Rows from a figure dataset
···

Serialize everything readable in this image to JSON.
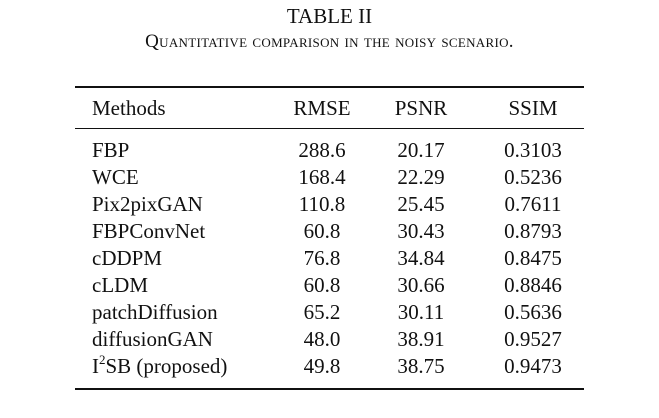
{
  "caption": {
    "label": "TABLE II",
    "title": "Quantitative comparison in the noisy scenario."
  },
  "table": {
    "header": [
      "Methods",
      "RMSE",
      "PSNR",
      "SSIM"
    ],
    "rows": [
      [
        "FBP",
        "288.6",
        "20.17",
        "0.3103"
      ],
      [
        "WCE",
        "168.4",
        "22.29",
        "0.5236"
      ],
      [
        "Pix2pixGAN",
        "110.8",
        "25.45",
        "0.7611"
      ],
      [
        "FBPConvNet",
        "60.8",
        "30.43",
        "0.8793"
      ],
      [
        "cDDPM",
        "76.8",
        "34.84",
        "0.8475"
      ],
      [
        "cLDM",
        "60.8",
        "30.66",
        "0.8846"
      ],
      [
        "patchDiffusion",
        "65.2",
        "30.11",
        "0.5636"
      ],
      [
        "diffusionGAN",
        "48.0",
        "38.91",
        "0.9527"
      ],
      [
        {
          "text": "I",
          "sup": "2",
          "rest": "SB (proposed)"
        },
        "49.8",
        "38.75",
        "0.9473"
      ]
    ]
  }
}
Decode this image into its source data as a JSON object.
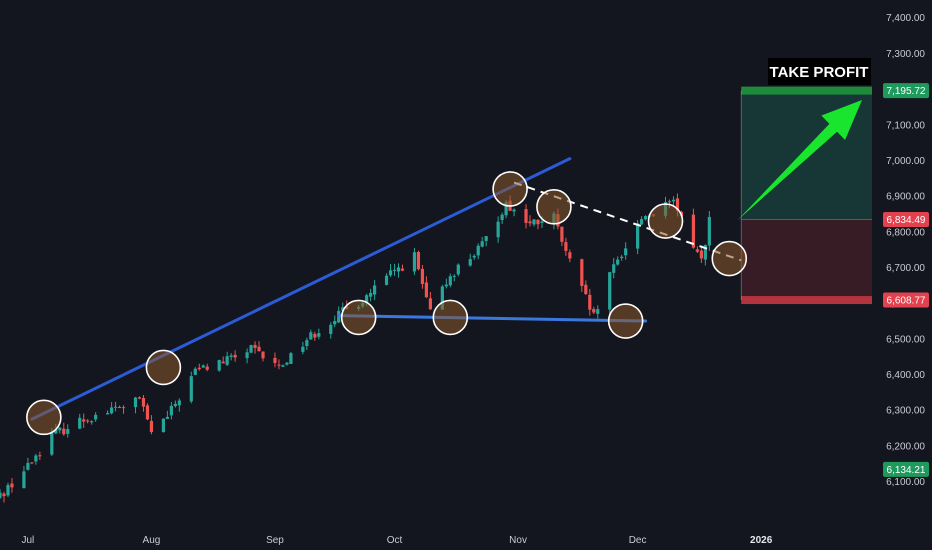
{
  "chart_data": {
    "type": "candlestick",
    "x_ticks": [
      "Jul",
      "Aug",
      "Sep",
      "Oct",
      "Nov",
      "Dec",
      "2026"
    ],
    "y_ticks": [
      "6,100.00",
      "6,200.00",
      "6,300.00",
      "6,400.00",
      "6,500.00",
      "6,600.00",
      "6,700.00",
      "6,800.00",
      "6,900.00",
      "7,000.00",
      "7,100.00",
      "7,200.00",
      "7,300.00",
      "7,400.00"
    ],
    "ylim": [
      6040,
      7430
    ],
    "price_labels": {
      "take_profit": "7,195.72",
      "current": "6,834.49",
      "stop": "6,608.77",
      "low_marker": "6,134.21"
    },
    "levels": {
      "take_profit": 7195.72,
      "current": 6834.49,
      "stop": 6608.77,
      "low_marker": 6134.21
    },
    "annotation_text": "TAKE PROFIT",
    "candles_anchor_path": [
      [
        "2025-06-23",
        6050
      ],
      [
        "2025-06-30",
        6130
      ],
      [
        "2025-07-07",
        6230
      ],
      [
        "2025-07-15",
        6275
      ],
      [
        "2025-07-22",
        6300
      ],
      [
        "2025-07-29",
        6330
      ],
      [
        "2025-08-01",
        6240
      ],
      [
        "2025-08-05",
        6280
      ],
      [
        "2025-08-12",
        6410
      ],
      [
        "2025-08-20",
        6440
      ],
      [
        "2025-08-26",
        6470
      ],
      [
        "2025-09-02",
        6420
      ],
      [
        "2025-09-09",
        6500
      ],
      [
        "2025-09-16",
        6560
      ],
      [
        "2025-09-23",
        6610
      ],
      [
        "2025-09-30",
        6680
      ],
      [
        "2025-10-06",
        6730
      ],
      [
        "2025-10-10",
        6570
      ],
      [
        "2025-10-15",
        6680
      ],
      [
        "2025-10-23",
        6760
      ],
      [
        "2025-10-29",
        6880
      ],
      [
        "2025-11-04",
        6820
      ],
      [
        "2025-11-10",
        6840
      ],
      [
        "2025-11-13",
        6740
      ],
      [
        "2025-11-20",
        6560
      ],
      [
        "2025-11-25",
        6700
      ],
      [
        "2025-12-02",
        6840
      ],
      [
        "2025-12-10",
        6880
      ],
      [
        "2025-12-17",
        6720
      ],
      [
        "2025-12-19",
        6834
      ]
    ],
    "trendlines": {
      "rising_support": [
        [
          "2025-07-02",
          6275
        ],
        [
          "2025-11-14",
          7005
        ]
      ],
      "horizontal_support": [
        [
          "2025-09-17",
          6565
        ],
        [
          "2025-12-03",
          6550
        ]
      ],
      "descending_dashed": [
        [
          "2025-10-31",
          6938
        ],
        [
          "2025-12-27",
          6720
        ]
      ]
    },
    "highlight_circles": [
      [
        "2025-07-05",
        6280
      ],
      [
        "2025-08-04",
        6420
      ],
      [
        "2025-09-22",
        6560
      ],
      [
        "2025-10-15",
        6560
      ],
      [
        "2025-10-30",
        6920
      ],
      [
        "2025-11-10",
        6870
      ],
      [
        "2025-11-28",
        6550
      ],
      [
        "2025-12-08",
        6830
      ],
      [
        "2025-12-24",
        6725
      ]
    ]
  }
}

···

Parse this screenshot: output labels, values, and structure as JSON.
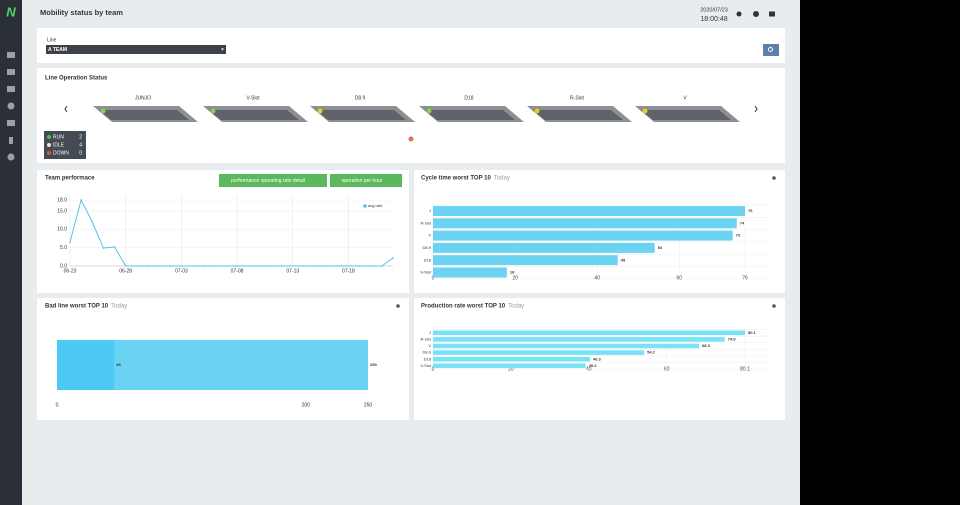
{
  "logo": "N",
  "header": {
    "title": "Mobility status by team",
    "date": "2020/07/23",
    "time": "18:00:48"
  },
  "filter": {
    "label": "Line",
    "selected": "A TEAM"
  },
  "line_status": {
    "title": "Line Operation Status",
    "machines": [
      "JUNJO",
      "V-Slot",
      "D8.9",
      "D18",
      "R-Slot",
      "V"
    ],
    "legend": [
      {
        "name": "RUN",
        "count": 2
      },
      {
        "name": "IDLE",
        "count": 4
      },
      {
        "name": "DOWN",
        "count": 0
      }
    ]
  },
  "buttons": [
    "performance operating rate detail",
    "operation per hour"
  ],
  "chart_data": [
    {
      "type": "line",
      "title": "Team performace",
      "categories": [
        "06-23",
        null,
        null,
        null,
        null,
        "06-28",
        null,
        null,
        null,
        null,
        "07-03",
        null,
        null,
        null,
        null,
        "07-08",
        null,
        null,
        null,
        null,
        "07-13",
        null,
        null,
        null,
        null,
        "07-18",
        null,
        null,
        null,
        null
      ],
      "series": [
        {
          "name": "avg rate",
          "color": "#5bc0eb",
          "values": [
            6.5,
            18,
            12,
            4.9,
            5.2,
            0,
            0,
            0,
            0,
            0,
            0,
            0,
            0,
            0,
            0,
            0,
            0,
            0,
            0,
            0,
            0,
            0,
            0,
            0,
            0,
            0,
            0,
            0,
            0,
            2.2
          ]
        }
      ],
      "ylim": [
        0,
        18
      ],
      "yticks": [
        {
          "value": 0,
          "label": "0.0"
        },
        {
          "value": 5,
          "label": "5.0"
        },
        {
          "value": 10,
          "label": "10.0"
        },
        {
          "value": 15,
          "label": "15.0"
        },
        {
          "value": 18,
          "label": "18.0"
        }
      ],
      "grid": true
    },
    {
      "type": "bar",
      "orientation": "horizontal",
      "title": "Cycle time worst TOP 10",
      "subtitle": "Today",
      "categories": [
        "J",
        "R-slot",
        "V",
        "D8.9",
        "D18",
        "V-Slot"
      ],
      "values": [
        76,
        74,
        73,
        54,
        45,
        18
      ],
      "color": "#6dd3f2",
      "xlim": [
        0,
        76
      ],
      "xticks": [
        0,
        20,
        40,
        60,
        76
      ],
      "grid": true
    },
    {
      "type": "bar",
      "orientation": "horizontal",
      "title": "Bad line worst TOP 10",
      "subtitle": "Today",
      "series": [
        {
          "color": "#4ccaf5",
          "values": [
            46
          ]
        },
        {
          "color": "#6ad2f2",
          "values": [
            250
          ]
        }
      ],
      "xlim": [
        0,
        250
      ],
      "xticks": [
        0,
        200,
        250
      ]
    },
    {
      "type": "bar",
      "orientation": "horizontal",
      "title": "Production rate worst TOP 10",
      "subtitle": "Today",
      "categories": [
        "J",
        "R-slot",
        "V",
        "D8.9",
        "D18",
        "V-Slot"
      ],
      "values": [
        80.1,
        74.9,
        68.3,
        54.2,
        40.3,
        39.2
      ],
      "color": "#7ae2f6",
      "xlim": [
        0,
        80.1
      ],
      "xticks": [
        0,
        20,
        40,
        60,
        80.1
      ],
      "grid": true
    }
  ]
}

···

Isolate the lines that hold the word "worst" and copy all of them.

■ Correct output ■
      "title": "Cycle time worst TOP 10",
      "title": "Bad line worst TOP 10",
      "title": "Production rate worst TOP 10",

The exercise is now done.